• The request: Word for word, print each line of the listing below; pictures stay out.

————

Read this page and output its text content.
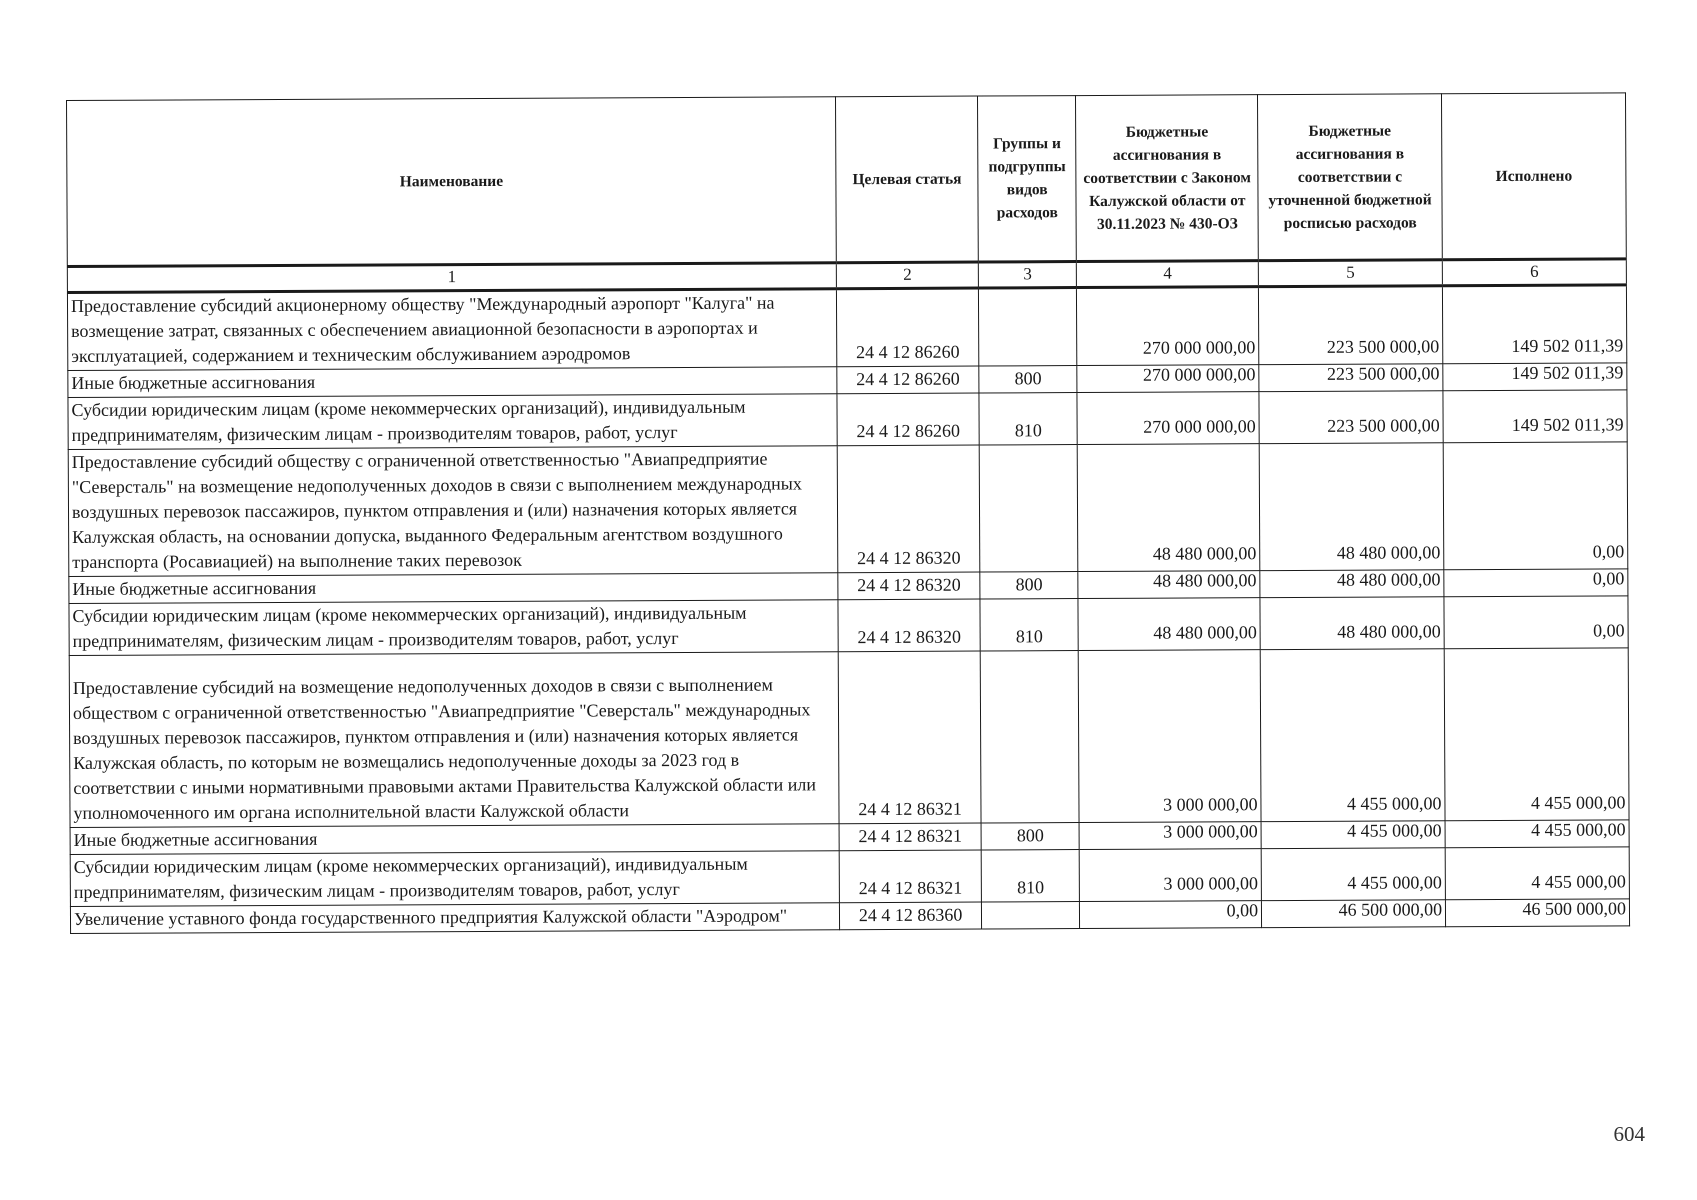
Наименование	Целевая статья	Группы и подгруппы видов расходов	Бюджетные ассигнования в соответствии с Законом Калужской области от 30.11.2023 № 430-ОЗ	Бюджетные ассигнования в соответствии с уточненной бюджетной росписью расходов	Исполнено
1	2	3	4	5	6
Предоставление субсидий акционерному обществу "Международный аэропорт "Калуга" на возмещение затрат, связанных с обеспечением авиационной безопасности в аэропортах и эксплуатацией, содержанием и техническим обслуживанием аэродромов	24 4 12 86260		270 000 000,00	223 500 000,00	149 502 011,39
Иные бюджетные ассигнования	24 4 12 86260	800	270 000 000,00	223 500 000,00	149 502 011,39
Субсидии юридическим лицам (кроме некоммерческих организаций), индивидуальным предпринимателям, физическим лицам - производителям товаров, работ, услуг	24 4 12 86260	810	270 000 000,00	223 500 000,00	149 502 011,39
Предоставление субсидий обществу с ограниченной ответственностью "Авиапредприятие "Северсталь" на возмещение недополученных доходов в связи с выполнением международных воздушных перевозок пассажиров, пунктом отправления и (или) назначения которых является Калужская область, на основании допуска, выданного Федеральным агентством воздушного транспорта (Росавиацией) на выполнение таких перевозок	24 4 12 86320		48 480 000,00	48 480 000,00	0,00
Иные бюджетные ассигнования	24 4 12 86320	800	48 480 000,00	48 480 000,00	0,00
Субсидии юридическим лицам (кроме некоммерческих организаций), индивидуальным предпринимателям, физическим лицам - производителям товаров, работ, услуг	24 4 12 86320	810	48 480 000,00	48 480 000,00	0,00

Предоставление субсидий на возмещение недополученных доходов в связи с выполнением обществом с ограниченной ответственностью "Авиапредприятие "Северсталь" международных воздушных перевозок пассажиров, пунктом отправления и (или) назначения которых является Калужская область, по которым не возмещались недополученные доходы за 2023 год в соответствии с иными нормативными правовыми актами Правительства Калужской области или уполномоченного им органа исполнительной власти Калужской области	24 4 12 86321		3 000 000,00	4 455 000,00	4 455 000,00
Иные бюджетные ассигнования	24 4 12 86321	800	3 000 000,00	4 455 000,00	4 455 000,00
Субсидии юридическим лицам (кроме некоммерческих организаций), индивидуальным предпринимателям, физическим лицам - производителям товаров, работ, услуг	24 4 12 86321	810	3 000 000,00	4 455 000,00	4 455 000,00
Увеличение уставного фонда государственного предприятия Калужской области "Аэродром"	24 4 12 86360		0,00	46 500 000,00	46 500 000,00
604
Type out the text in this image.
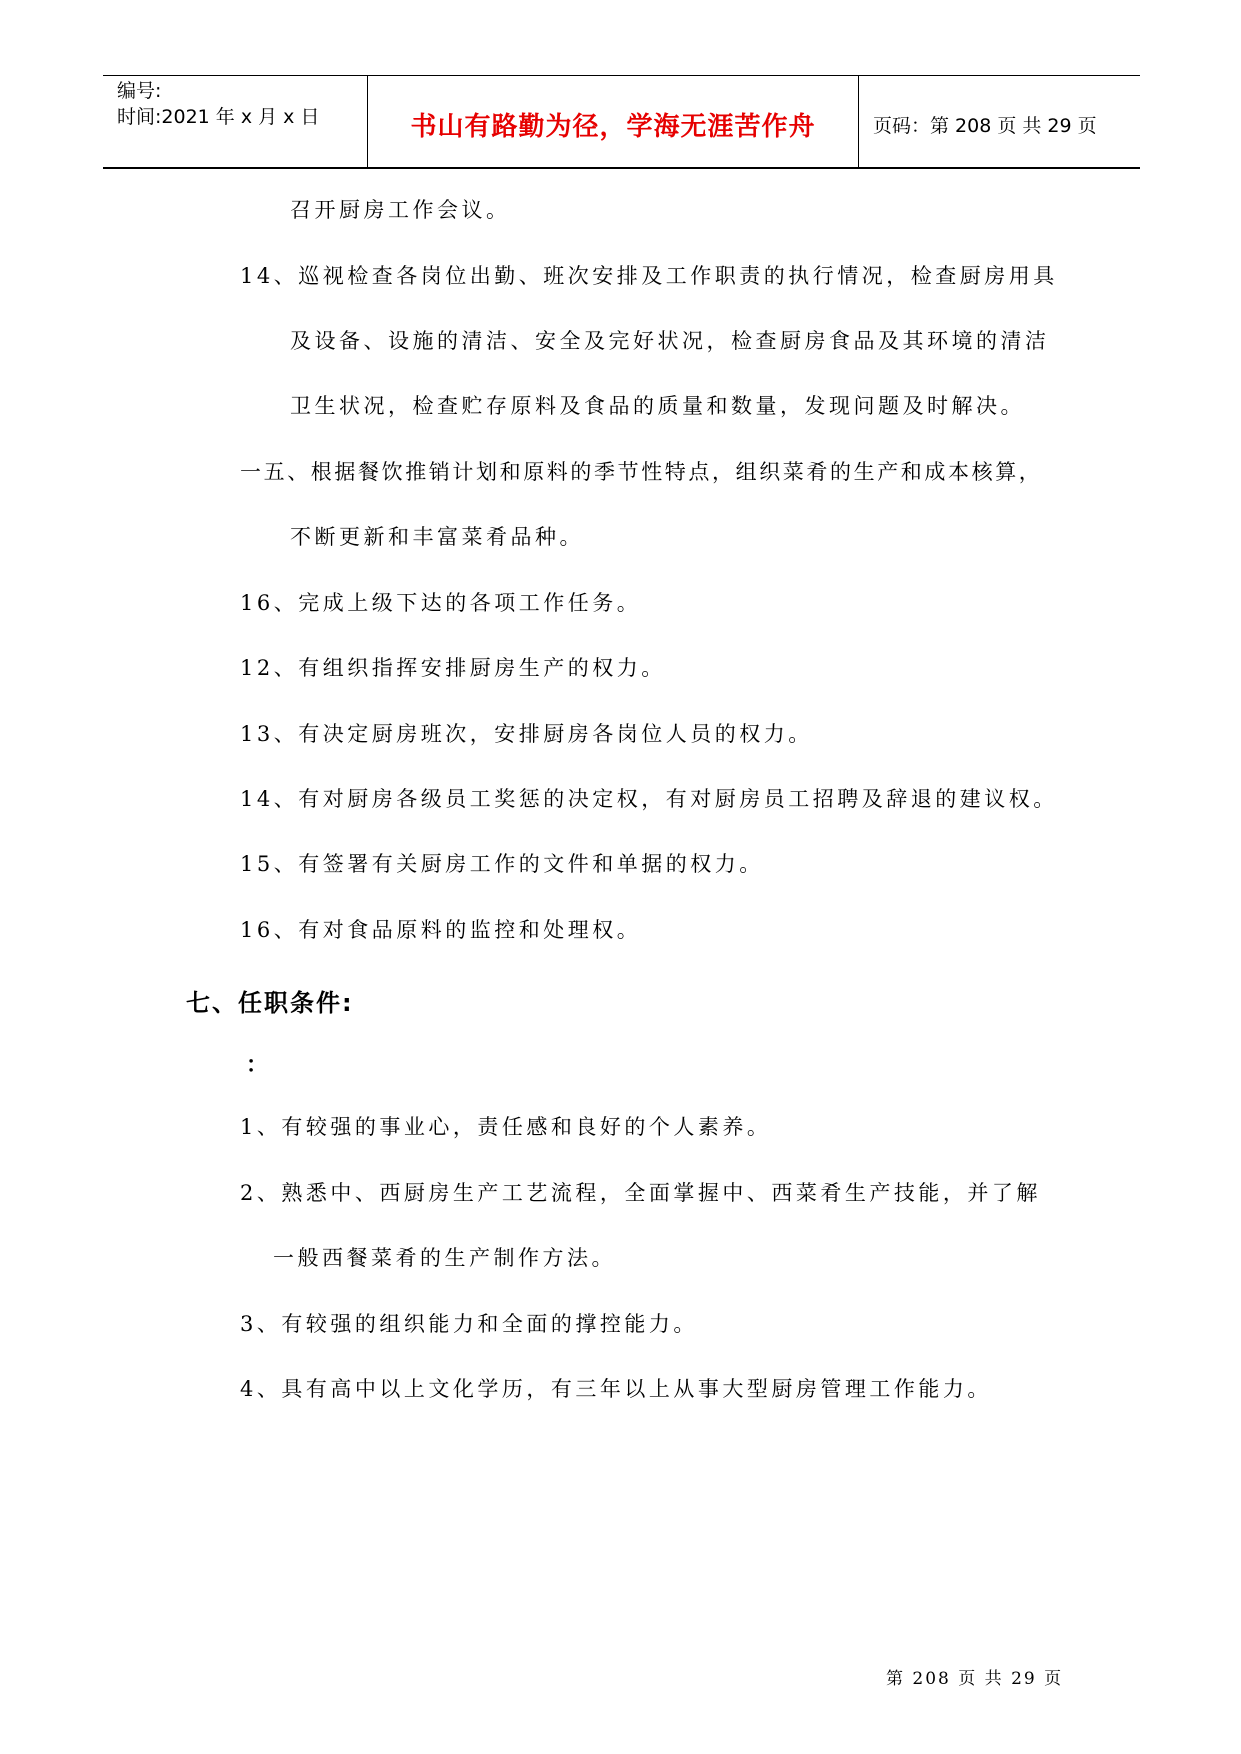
编号:
时间:2021 年 x 月 x 日	书山有路勤为径，学海无涯苦作舟	页码：第 208 页 共 29 页
召开厨房工作会议。
14、巡视检查各岗位出勤、班次安排及工作职责的执行情况，检查厨房用具
及设备、设施的清洁、安全及完好状况，检查厨房食品及其环境的清洁
卫生状况，检查贮存原料及食品的质量和数量，发现问题及时解决。
一五、根据餐饮推销计划和原料的季节性特点，组织菜肴的生产和成本核算，
不断更新和丰富菜肴品种。
16、完成上级下达的各项工作任务。
12、有组织指挥安排厨房生产的权力。
13、有决定厨房班次，安排厨房各岗位人员的权力。
14、有对厨房各级员工奖惩的决定权，有对厨房员工招聘及辞退的建议权。
15、有签署有关厨房工作的文件和单据的权力。
16、有对食品原料的监控和处理权。
七、任职条件:
：
1、有较强的事业心，责任感和良好的个人素养。
2、熟悉中、西厨房生产工艺流程，全面掌握中、西菜肴生产技能，并了解
一般西餐菜肴的生产制作方法。
3、有较强的组织能力和全面的撑控能力。
4、具有高中以上文化学历，有三年以上从事大型厨房管理工作能力。
第 208 页 共 29 页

————

• Result:
Read this page and output its text content.
Наименование	Целевая статья	Группы и подгруппы видов расходов	Бюджетные ассигнования в соответствии с Законом Калужской области от 30.11.2023 № 430-ОЗ	Бюджетные ассигнования в соответствии с уточненной бюджетной росписью расходов	Исполнено
1	2	3	4	5	6
Предоставление субсидий акционерному обществу "Международный аэропорт "Калуга" на возмещение затрат, связанных с обеспечением авиационной безопасности в аэропортах и эксплуатацией, содержанием и техническим обслуживанием аэродромов	24 4 12 86260		270 000 000,00	223 500 000,00	149 502 011,39
Иные бюджетные ассигнования	24 4 12 86260	800	270 000 000,00	223 500 000,00	149 502 011,39
Субсидии юридическим лицам (кроме некоммерческих организаций), индивидуальным предпринимателям, физическим лицам - производителям товаров, работ, услуг	24 4 12 86260	810	270 000 000,00	223 500 000,00	149 502 011,39
Предоставление субсидий обществу с ограниченной ответственностью "Авиапредприятие "Северсталь" на возмещение недополученных доходов в связи с выполнением международных воздушных перевозок пассажиров, пунктом отправления и (или) назначения которых является Калужская область, на основании допуска, выданного Федеральным агентством воздушного транспорта (Росавиацией) на выполнение таких перевозок	24 4 12 86320		48 480 000,00	48 480 000,00	0,00
Иные бюджетные ассигнования	24 4 12 86320	800	48 480 000,00	48 480 000,00	0,00
Субсидии юридическим лицам (кроме некоммерческих организаций), индивидуальным предпринимателям, физическим лицам - производителям товаров, работ, услуг	24 4 12 86320	810	48 480 000,00	48 480 000,00	0,00

Предоставление субсидий на возмещение недополученных доходов в связи с выполнением обществом с ограниченной ответственностью "Авиапредприятие "Северсталь" международных воздушных перевозок пассажиров, пунктом отправления и (или) назначения которых является Калужская область, по которым не возмещались недополученные доходы за 2023 год в соответствии с иными нормативными правовыми актами Правительства Калужской области или уполномоченного им органа исполнительной власти Калужской области	24 4 12 86321		3 000 000,00	4 455 000,00	4 455 000,00
Иные бюджетные ассигнования	24 4 12 86321	800	3 000 000,00	4 455 000,00	4 455 000,00
Субсидии юридическим лицам (кроме некоммерческих организаций), индивидуальным предпринимателям, физическим лицам - производителям товаров, работ, услуг	24 4 12 86321	810	3 000 000,00	4 455 000,00	4 455 000,00
Увеличение уставного фонда государственного предприятия Калужской области "Аэродром"	24 4 12 86360		0,00	46 500 000,00	46 500 000,00
604
Type out the text in this image.
编号:
时间:2021 年 x 月 x 日	书山有路勤为径，学海无涯苦作舟	页码：第 208 页 共 29 页
召开厨房工作会议。
14、巡视检查各岗位出勤、班次安排及工作职责的执行情况，检查厨房用具
及设备、设施的清洁、安全及完好状况，检查厨房食品及其环境的清洁
卫生状况，检查贮存原料及食品的质量和数量，发现问题及时解决。
一五、根据餐饮推销计划和原料的季节性特点，组织菜肴的生产和成本核算，
不断更新和丰富菜肴品种。
16、完成上级下达的各项工作任务。
12、有组织指挥安排厨房生产的权力。
13、有决定厨房班次，安排厨房各岗位人员的权力。
14、有对厨房各级员工奖惩的决定权，有对厨房员工招聘及辞退的建议权。
15、有签署有关厨房工作的文件和单据的权力。
16、有对食品原料的监控和处理权。
七、任职条件:
：
1、有较强的事业心，责任感和良好的个人素养。
2、熟悉中、西厨房生产工艺流程，全面掌握中、西菜肴生产技能，并了解
一般西餐菜肴的生产制作方法。
3、有较强的组织能力和全面的撑控能力。
4、具有高中以上文化学历，有三年以上从事大型厨房管理工作能力。
第 208 页 共 29 页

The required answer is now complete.